STATED TASK: Give the data below again, word for word.

INFORMATION PROVIDED:
— begin —
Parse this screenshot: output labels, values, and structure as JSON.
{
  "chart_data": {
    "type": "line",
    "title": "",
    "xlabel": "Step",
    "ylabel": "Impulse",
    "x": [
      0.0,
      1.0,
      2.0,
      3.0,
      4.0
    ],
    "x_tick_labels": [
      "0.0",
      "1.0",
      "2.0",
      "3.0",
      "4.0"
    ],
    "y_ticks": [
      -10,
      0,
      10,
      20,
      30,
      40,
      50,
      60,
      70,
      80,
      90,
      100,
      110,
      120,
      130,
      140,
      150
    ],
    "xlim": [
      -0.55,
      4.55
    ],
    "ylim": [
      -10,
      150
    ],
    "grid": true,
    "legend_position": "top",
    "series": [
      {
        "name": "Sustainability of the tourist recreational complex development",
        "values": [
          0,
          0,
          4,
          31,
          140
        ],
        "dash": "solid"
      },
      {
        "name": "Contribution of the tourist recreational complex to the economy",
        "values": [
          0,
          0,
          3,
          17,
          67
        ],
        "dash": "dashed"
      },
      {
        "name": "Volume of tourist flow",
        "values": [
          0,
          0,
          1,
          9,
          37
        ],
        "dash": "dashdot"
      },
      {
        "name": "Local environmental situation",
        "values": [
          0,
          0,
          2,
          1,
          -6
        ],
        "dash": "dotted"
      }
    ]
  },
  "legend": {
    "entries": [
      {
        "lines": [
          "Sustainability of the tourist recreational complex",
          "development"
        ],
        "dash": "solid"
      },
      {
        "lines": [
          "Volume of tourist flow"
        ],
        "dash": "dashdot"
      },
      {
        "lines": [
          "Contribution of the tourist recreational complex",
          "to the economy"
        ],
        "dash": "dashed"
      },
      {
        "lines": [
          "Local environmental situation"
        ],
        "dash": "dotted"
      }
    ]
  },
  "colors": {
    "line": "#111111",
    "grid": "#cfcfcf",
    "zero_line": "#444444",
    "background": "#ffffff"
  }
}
— end —
EXERCISE OUTPUT:
Parse this screenshot: output labels, values, and structure as JSON.
{
  "chart_data": {
    "type": "line",
    "title": "",
    "xlabel": "Step",
    "ylabel": "Impulse",
    "x": [
      0.0,
      1.0,
      2.0,
      3.0,
      4.0
    ],
    "x_tick_labels": [
      "0.0",
      "1.0",
      "2.0",
      "3.0",
      "4.0"
    ],
    "y_ticks": [
      -10,
      0,
      10,
      20,
      30,
      40,
      50,
      60,
      70,
      80,
      90,
      100,
      110,
      120,
      130,
      140,
      150
    ],
    "xlim": [
      -0.55,
      4.55
    ],
    "ylim": [
      -10,
      150
    ],
    "grid": true,
    "legend_position": "top",
    "series": [
      {
        "name": "Sustainability of the tourist recreational complex development",
        "values": [
          0,
          0,
          4,
          31,
          140
        ],
        "dash": "solid"
      },
      {
        "name": "Contribution of the tourist recreational complex to the economy",
        "values": [
          0,
          0,
          3,
          17,
          67
        ],
        "dash": "dashed"
      },
      {
        "name": "Volume of tourist flow",
        "values": [
          0,
          0,
          1,
          9,
          37
        ],
        "dash": "dashdot"
      },
      {
        "name": "Local environmental situation",
        "values": [
          0,
          0,
          2,
          1,
          -6
        ],
        "dash": "dotted"
      }
    ]
  },
  "legend": {
    "entries": [
      {
        "lines": [
          "Sustainability of the tourist recreational complex",
          "development"
        ],
        "dash": "solid"
      },
      {
        "lines": [
          "Volume of tourist flow"
        ],
        "dash": "dashdot"
      },
      {
        "lines": [
          "Contribution of the tourist recreational complex",
          "to the economy"
        ],
        "dash": "dashed"
      },
      {
        "lines": [
          "Local environmental situation"
        ],
        "dash": "dotted"
      }
    ]
  },
  "colors": {
    "line": "#111111",
    "grid": "#cfcfcf",
    "zero_line": "#444444",
    "background": "#ffffff"
  }
}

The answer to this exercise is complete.